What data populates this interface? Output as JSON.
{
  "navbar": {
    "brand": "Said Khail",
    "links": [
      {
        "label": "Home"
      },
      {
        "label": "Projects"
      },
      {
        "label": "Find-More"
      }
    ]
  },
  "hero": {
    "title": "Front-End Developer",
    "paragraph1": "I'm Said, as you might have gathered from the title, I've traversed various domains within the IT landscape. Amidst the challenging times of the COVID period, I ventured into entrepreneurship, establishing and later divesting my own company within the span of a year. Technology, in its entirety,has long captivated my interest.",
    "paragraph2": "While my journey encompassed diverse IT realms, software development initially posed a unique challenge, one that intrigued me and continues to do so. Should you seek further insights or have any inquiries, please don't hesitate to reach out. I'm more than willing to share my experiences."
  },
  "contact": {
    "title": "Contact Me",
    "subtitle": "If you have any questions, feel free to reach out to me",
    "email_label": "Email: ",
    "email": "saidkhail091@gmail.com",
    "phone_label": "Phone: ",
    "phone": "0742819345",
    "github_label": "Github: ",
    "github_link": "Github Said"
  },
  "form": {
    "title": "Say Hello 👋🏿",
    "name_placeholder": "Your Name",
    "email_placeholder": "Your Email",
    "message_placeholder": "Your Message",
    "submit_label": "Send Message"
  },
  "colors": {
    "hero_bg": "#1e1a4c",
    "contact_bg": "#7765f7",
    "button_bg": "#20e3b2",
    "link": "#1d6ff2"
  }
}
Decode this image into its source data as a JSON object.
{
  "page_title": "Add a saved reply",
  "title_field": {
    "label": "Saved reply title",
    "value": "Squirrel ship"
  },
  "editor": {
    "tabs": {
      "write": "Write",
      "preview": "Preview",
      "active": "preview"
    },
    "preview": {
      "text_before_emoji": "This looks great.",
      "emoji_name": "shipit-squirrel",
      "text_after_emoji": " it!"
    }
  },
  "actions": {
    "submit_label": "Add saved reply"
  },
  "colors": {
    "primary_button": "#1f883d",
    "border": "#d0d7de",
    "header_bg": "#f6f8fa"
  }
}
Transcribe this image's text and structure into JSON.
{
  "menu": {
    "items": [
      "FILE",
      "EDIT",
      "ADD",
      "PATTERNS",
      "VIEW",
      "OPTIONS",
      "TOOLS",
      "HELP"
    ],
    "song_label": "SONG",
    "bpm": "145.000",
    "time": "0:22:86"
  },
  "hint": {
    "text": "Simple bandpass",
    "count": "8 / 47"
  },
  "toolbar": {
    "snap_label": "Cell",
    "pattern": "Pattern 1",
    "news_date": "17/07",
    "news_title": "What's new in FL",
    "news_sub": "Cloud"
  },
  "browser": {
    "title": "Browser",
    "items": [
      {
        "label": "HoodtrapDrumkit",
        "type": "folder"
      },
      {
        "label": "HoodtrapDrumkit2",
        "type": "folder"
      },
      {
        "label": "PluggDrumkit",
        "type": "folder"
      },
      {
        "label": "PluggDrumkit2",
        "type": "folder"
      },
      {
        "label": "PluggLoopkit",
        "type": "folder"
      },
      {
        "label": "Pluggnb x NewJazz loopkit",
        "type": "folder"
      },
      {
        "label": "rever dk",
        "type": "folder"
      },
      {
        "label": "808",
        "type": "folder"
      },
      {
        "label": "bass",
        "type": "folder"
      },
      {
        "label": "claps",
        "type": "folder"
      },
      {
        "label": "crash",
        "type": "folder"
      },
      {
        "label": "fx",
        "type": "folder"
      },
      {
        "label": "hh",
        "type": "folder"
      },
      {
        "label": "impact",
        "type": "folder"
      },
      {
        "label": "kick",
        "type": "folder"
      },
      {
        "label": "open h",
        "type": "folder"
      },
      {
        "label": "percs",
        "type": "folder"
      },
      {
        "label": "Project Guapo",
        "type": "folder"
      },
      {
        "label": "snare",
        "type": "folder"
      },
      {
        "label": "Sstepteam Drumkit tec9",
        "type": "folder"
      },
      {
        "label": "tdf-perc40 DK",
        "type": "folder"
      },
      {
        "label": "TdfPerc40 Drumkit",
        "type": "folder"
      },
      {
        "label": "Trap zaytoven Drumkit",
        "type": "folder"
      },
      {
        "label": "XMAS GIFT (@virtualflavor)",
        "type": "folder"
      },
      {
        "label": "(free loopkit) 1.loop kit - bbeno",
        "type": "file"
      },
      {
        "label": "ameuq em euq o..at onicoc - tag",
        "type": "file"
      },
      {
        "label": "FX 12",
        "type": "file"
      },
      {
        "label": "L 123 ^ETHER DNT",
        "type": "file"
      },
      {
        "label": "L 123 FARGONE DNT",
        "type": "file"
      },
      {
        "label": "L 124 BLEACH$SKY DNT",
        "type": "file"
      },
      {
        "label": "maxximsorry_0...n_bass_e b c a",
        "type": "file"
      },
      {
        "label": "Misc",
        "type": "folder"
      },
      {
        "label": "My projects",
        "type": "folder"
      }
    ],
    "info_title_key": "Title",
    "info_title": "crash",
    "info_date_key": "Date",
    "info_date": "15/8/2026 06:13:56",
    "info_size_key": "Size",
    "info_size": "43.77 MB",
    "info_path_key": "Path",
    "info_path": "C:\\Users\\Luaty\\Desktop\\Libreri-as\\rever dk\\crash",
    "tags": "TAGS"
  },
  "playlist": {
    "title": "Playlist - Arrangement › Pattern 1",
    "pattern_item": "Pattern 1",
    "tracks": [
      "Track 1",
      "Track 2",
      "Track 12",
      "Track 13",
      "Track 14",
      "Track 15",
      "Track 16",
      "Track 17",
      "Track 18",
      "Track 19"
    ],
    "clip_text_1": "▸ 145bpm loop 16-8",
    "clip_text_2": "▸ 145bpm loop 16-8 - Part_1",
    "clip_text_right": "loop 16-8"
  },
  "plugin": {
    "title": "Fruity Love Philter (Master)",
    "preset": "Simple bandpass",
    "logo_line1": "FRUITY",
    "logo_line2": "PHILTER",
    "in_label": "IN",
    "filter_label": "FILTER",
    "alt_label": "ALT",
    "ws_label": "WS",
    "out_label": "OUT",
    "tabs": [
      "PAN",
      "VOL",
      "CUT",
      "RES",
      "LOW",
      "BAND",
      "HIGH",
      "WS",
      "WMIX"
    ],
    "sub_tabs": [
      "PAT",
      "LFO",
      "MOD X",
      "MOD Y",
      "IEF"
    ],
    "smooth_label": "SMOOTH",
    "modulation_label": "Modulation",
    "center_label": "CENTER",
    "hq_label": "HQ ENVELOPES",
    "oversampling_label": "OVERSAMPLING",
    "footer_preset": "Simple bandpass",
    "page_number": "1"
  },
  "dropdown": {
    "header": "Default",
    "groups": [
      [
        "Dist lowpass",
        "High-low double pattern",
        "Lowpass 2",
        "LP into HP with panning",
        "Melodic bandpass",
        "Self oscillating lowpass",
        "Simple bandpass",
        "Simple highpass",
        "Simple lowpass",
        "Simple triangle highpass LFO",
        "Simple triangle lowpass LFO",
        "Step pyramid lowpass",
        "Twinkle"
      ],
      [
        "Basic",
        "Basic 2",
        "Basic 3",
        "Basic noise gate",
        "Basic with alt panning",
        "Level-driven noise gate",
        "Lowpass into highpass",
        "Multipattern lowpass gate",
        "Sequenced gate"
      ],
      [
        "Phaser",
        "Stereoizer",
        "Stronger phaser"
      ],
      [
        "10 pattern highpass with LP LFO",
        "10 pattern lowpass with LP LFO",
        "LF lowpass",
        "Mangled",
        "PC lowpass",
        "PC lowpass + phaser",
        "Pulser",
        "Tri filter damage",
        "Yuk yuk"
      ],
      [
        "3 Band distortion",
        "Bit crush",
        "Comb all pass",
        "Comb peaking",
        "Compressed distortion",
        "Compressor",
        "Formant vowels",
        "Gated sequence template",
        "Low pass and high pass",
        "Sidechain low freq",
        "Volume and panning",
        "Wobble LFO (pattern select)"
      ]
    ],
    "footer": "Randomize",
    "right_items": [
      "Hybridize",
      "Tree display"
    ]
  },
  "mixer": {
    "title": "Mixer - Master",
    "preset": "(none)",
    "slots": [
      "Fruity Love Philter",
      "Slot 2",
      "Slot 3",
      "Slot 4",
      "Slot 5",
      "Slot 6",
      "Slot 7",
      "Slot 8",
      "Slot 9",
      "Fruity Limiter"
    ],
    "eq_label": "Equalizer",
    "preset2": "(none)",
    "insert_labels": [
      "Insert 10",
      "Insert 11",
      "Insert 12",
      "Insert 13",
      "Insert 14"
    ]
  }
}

+-------+

*Written instruction:* Extract each line holding the string "rever".

*Result of this exercise:*
        "label": "rever dk",
    "info_path": "C:\\Users\\Luaty\\Desktop\\Libreri-as\\rever dk\\crash",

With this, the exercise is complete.